TEXT TO READ:
·····
Common Law: A person commits the social harm of an offense intentionally if

It was his conscious object to cause the results; or
He knew it was virtually certain to occur as the result of his conduct.

the term intentionally is not used. MPC subdivides intent into two components.

§2.02(2)(a) – A person acts purposely with respect to a material element of an offense when:

If the element involved the nature of his conduct or a result thereof, it is his conscious object to engage in the conduct of that nature or cause the particular result; AND
If the element involves the attendant circumstances, he is aware of the existence of such circumstances or he believes or hopes that they exist

Knowingly: §2.02(2)(b) – A person acts knowingly with respect to a material element of an offense when:

If the element involves the nature of his conduct or the attendant circumstances,k he is aware that his conduct is of that nature or that such circumstances exist; and
If the element involves a result of his conduct, he is aware that it is practically certain that his conduct will cause such a result.
·····
SUPPLIED INFORMATION:
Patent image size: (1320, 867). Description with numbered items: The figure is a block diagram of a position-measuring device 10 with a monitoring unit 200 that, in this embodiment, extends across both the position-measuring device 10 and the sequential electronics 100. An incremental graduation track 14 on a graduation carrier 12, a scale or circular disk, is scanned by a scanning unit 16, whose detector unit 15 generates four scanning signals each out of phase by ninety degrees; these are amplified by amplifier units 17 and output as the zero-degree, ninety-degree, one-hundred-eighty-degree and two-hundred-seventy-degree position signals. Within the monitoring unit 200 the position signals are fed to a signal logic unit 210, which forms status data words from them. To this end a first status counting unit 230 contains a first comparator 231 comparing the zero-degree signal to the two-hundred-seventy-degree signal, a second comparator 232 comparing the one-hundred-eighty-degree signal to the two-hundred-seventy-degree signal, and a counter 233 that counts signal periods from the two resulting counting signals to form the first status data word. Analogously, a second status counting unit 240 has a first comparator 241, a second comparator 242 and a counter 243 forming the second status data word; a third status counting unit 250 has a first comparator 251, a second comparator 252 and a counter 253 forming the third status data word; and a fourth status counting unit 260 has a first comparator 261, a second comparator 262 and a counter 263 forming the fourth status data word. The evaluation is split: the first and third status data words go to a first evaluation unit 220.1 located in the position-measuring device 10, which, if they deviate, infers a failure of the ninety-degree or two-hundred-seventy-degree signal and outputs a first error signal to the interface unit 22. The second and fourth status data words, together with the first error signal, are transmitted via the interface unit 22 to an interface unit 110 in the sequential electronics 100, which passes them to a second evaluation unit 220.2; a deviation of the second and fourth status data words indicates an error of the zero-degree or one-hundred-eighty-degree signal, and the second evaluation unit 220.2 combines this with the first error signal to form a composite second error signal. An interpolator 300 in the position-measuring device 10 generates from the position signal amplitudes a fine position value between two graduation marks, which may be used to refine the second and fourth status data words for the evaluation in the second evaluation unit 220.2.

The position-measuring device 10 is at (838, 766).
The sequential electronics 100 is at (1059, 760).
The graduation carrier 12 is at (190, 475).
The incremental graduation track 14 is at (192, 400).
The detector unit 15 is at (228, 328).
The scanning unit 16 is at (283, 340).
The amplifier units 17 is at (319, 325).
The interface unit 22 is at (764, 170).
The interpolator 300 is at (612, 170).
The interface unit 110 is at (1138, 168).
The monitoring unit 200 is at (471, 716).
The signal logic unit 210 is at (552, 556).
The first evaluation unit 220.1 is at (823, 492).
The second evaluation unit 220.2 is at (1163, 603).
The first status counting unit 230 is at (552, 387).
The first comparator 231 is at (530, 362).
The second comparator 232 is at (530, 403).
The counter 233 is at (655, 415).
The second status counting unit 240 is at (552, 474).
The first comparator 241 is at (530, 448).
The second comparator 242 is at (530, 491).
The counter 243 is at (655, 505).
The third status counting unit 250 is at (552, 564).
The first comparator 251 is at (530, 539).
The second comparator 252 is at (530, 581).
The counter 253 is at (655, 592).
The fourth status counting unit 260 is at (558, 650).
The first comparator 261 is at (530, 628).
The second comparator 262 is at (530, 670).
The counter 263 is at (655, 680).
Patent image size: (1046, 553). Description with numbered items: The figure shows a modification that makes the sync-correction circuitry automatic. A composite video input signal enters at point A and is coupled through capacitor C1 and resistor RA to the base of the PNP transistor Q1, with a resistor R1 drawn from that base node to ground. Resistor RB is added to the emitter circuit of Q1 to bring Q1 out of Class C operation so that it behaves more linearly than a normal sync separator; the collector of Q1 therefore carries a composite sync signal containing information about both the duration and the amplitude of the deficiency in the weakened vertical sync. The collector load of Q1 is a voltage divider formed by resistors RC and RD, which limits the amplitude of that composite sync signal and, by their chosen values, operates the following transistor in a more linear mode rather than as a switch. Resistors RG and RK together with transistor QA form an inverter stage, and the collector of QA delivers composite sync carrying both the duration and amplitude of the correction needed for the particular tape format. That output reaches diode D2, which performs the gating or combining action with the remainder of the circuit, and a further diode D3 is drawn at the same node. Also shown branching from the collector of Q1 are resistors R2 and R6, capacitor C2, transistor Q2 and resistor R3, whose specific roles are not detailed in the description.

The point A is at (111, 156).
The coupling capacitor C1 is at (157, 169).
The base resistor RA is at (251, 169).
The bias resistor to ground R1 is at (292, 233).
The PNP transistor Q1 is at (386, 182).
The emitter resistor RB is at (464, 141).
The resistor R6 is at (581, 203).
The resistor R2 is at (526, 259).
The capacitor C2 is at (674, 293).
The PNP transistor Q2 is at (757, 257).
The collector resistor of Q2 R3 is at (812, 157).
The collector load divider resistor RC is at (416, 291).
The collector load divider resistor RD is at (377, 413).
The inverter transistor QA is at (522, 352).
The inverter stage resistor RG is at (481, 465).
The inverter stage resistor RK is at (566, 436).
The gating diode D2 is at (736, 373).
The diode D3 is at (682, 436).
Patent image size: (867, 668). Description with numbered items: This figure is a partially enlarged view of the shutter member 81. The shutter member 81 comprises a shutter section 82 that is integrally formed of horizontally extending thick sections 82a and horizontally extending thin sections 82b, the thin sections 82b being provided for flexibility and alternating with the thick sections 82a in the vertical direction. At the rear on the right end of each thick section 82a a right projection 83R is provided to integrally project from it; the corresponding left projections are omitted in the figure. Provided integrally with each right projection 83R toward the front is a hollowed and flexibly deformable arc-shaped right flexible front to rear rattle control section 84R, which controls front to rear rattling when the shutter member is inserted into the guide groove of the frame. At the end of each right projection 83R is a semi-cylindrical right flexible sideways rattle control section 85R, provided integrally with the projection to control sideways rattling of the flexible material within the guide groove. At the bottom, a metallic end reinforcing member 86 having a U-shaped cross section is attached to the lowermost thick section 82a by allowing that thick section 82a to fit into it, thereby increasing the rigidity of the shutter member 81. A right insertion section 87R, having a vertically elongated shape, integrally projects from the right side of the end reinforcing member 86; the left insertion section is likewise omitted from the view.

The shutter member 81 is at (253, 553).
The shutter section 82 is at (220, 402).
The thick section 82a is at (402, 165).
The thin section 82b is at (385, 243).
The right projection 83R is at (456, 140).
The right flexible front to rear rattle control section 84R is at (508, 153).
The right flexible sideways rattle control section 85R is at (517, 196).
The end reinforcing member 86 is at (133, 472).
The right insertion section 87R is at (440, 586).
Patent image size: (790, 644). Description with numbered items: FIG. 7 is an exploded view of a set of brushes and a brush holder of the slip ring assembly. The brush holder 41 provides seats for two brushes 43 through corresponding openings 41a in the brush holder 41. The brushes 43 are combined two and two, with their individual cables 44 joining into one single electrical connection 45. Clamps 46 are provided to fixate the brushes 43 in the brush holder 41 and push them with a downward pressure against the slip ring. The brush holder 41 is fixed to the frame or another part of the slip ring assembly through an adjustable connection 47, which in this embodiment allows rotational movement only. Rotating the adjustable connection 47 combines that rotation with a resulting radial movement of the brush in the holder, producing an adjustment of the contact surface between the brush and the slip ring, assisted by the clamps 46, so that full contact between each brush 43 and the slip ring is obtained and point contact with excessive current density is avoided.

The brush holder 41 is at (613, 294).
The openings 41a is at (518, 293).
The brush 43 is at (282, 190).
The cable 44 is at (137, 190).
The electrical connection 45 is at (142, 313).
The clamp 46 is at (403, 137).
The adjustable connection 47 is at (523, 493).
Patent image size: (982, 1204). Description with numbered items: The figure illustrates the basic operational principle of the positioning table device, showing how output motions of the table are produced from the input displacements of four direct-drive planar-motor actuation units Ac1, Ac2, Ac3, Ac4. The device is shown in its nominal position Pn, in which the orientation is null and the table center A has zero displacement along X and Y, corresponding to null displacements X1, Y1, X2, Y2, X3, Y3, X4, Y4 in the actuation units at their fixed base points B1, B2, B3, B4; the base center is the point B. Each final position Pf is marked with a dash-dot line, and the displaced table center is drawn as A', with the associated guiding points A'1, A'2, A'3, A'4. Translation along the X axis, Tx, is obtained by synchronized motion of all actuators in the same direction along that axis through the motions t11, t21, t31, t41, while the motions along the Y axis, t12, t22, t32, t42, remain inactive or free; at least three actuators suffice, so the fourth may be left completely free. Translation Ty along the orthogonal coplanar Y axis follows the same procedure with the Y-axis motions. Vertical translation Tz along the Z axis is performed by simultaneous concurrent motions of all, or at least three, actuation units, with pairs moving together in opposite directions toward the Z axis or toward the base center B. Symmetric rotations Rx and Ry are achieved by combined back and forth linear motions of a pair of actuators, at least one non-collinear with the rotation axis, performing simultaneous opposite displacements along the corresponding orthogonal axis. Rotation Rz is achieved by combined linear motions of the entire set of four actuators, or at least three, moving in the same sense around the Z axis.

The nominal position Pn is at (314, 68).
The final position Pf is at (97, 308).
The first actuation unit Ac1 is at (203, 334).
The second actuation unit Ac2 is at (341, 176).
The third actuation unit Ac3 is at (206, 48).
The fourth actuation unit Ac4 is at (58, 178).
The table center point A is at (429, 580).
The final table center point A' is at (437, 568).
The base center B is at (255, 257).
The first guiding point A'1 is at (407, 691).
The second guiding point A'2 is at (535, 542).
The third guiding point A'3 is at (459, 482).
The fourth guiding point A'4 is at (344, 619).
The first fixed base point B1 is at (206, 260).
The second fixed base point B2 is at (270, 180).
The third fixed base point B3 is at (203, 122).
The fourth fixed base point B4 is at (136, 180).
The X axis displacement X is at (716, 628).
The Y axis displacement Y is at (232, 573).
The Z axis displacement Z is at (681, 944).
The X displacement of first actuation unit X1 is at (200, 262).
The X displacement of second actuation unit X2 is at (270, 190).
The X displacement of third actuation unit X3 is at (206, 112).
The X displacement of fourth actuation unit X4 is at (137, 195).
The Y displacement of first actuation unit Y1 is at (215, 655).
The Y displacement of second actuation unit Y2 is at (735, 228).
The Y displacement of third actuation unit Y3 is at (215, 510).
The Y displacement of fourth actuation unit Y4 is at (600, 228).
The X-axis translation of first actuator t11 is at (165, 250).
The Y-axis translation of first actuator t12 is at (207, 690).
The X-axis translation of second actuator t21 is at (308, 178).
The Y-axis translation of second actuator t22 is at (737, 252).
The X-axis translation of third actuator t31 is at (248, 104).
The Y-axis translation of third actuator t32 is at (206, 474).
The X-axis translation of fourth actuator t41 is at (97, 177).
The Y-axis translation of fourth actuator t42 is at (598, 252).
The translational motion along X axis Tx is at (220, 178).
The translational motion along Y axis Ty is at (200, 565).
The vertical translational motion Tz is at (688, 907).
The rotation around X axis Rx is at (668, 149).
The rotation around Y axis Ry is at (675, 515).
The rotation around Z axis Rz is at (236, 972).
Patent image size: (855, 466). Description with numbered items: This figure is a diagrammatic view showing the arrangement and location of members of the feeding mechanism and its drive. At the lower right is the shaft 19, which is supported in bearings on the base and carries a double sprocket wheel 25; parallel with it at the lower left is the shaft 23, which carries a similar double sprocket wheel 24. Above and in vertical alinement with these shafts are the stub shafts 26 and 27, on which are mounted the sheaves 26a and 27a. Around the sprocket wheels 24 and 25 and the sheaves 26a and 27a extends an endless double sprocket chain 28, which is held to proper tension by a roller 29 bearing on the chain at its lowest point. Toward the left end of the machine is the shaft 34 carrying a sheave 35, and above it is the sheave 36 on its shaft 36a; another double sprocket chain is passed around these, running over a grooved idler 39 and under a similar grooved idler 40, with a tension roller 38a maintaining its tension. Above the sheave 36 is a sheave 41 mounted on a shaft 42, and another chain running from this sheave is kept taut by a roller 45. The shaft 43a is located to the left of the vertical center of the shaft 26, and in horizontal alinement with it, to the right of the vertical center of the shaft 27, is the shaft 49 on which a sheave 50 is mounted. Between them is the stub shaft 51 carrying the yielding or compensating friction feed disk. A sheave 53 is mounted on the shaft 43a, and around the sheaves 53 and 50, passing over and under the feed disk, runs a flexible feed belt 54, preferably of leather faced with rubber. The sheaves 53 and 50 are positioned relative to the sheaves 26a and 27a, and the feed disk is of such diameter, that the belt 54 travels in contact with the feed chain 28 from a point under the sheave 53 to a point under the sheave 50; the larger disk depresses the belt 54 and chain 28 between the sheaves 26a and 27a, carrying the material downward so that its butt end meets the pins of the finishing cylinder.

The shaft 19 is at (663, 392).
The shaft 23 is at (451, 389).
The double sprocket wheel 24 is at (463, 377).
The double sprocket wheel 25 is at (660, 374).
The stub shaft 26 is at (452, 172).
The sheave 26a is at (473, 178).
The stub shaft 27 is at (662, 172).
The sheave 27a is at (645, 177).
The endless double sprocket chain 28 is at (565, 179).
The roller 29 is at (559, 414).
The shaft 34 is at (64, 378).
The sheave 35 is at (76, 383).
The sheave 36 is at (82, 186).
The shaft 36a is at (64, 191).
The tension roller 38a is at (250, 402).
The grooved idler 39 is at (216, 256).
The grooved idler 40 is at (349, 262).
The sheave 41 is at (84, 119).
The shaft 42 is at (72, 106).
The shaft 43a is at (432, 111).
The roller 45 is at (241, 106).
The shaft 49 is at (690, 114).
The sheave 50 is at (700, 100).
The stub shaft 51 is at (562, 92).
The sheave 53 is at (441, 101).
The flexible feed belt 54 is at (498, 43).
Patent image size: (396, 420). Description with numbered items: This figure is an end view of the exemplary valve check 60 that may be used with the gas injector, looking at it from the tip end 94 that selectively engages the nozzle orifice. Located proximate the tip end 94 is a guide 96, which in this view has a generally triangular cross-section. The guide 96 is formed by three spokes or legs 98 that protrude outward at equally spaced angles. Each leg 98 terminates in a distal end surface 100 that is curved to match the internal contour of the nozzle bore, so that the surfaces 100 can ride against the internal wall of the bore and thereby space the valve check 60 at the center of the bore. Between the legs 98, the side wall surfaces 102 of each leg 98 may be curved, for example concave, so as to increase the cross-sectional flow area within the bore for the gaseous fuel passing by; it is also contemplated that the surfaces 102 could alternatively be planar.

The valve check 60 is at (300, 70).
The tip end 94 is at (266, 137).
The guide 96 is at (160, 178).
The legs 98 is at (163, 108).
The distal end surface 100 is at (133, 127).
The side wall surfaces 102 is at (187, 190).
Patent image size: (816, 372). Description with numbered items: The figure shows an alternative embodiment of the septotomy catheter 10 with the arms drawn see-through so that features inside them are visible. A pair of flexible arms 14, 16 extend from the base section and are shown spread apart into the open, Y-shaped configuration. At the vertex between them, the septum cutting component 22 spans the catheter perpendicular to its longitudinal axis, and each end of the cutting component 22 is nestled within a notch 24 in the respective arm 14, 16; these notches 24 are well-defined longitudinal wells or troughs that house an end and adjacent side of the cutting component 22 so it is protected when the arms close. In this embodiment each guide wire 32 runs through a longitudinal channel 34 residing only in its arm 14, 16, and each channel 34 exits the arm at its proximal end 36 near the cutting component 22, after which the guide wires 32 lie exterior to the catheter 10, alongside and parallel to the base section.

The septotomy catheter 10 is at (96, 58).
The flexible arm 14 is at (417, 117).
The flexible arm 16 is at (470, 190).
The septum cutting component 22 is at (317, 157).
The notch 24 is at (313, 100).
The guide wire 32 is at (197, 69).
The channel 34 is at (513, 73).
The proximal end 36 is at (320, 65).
·····
JOBS:
- a) From the passage on criminal intent, extract the words between "If the element involved" and "such a result.", inclusive.
- b) Answer these questions using the passage on criminal intent:
(i) Under the common law, besides having the result as a conscious object, what knowledge about a result makes the harm intentional?
(ii) Which section defines acting knowingly?
(iii) Under that section, what must a person be aware of regarding the nature of his conduct?
- c) For each statement, say whether the passage on criminal intent supports it, and quote the words that decide it:
(i) The MPC divides intent into three components.
(ii) Under §2.02(2)(a), a person who hopes the attendant circumstances exist can act purposely with respect to them.
(iii) To act knowingly with respect to a result, a person must be aware that his conduct is practically certain to cause it.

ANSWERS TO THE EXERCISE:
- a)
If the element involved the nature of his conduct or a result thereof, it is his conscious object to engage in the conduct of that nature or cause the particular result; AND
If the element involves the attendant circumstances, he is aware of the existence of such circumstances or he believes or hopes that they exist

Knowingly: §2.02(2)(b) – A person acts knowingly with respect to a material element of an offense when:

If the element involves the nature of his conduct or the attendant circumstances,k he is aware that his conduct is of that nature or that such circumstances exist; and
If the element involves a result of his conduct, he is aware that it is practically certain that his conduct will cause such a result.

- b)
(i) That it was virtually certain to occur as the result of his conduct.
(ii) §2.02(2)(b).
(iii) That his conduct is of that nature.

- c)
(i) No: "MPC subdivides intent into two components."
(ii) Yes: "he is aware of the existence of such circumstances or he believes or hopes that they exist"
(iii) Yes: "he is aware that it is practically certain that his conduct will cause such a result."